Data supplied:
_ _ _

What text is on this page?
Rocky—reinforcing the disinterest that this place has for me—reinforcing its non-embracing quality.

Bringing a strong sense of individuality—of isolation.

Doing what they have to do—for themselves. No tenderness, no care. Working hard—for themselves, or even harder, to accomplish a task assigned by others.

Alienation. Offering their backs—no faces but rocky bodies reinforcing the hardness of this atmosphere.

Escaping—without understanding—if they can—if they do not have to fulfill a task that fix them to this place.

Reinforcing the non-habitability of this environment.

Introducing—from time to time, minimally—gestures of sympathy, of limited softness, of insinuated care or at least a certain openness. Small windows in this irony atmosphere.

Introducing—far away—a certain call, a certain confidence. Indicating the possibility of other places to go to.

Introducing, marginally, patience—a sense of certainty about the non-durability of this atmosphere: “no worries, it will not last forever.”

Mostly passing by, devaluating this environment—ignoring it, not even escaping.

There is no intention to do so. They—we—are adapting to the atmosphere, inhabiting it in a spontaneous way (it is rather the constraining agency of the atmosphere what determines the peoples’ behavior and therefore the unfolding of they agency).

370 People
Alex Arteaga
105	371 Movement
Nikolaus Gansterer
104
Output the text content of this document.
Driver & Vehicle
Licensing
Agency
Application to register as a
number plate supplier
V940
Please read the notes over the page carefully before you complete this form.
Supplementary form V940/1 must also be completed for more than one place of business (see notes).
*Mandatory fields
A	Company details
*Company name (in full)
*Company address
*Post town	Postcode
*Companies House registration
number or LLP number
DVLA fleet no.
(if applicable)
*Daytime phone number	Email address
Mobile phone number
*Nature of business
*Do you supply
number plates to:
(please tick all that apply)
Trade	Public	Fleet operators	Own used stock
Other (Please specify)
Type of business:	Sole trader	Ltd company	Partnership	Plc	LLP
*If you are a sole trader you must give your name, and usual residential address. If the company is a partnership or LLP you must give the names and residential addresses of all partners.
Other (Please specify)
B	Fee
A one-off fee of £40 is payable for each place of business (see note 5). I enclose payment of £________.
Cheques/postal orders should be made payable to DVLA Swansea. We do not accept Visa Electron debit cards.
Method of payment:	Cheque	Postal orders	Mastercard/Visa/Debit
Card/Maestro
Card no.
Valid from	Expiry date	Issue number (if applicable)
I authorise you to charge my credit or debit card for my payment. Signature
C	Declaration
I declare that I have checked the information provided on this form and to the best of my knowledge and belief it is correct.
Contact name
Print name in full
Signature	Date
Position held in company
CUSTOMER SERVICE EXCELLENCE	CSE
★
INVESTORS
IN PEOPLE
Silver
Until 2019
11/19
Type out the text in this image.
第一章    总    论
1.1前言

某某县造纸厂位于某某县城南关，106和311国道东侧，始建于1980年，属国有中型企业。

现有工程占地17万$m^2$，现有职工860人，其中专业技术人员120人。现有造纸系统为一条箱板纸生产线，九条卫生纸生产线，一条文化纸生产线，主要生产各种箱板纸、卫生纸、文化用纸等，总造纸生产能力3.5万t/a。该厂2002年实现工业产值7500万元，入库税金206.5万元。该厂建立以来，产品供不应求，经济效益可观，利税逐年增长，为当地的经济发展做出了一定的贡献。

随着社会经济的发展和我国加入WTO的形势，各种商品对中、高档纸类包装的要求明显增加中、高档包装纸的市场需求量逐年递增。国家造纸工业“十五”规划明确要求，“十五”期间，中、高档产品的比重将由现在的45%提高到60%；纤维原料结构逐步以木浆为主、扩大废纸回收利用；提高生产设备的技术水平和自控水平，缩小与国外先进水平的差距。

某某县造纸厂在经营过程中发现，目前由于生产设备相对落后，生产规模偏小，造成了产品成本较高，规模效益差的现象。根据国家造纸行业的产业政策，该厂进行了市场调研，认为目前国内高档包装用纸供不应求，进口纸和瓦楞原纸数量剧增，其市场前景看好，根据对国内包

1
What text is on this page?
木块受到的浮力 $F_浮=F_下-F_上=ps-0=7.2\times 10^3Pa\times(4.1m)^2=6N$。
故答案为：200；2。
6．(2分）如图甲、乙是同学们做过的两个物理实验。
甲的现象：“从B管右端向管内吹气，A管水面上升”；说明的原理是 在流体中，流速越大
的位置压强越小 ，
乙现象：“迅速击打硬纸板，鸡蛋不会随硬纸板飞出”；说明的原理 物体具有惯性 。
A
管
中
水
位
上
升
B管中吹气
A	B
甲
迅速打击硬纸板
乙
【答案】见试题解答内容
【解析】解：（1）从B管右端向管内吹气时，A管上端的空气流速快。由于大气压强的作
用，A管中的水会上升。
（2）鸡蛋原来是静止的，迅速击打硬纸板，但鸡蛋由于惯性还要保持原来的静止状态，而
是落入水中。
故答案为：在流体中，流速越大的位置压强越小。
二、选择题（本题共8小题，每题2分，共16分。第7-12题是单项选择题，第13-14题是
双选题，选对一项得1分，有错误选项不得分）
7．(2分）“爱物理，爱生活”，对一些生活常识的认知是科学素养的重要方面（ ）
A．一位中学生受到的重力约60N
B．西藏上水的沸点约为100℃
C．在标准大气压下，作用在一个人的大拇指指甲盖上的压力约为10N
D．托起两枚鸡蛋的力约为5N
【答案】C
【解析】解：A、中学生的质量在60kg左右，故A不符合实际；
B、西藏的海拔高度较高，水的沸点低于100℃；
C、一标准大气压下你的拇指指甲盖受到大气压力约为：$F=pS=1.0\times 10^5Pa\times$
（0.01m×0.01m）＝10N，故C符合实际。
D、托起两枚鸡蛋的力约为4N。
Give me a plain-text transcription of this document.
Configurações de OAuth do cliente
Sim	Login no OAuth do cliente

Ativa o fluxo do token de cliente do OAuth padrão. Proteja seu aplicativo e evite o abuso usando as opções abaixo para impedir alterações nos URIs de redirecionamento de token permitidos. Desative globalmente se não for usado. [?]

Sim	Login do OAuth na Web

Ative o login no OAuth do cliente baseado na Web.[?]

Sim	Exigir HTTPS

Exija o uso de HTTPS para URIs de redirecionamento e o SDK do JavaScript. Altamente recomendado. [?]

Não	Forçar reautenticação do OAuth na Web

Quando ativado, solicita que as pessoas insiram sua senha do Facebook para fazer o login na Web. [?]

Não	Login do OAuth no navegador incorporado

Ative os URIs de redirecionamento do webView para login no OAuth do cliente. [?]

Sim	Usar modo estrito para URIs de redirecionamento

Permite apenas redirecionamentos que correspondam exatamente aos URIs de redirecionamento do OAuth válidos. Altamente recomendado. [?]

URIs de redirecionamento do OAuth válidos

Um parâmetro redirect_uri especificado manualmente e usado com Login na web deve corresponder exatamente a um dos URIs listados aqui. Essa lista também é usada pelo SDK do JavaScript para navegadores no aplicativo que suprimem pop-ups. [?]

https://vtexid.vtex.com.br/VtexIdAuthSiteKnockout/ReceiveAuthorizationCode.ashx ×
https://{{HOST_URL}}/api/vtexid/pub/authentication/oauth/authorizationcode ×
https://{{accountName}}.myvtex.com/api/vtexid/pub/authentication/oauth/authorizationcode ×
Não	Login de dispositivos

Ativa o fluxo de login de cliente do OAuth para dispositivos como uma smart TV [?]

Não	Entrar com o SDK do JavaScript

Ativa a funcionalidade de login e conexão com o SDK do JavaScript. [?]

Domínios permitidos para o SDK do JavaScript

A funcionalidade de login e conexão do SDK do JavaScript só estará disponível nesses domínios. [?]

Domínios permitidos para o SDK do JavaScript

_ _ _

Return each line where "conexão" shows up.

Problem solution:
Ativa a funcionalidade de login e conexão com o SDK do JavaScript. [?]
A funcionalidade de login e conexão do SDK do JavaScript só estará disponível nesses domínios. [?]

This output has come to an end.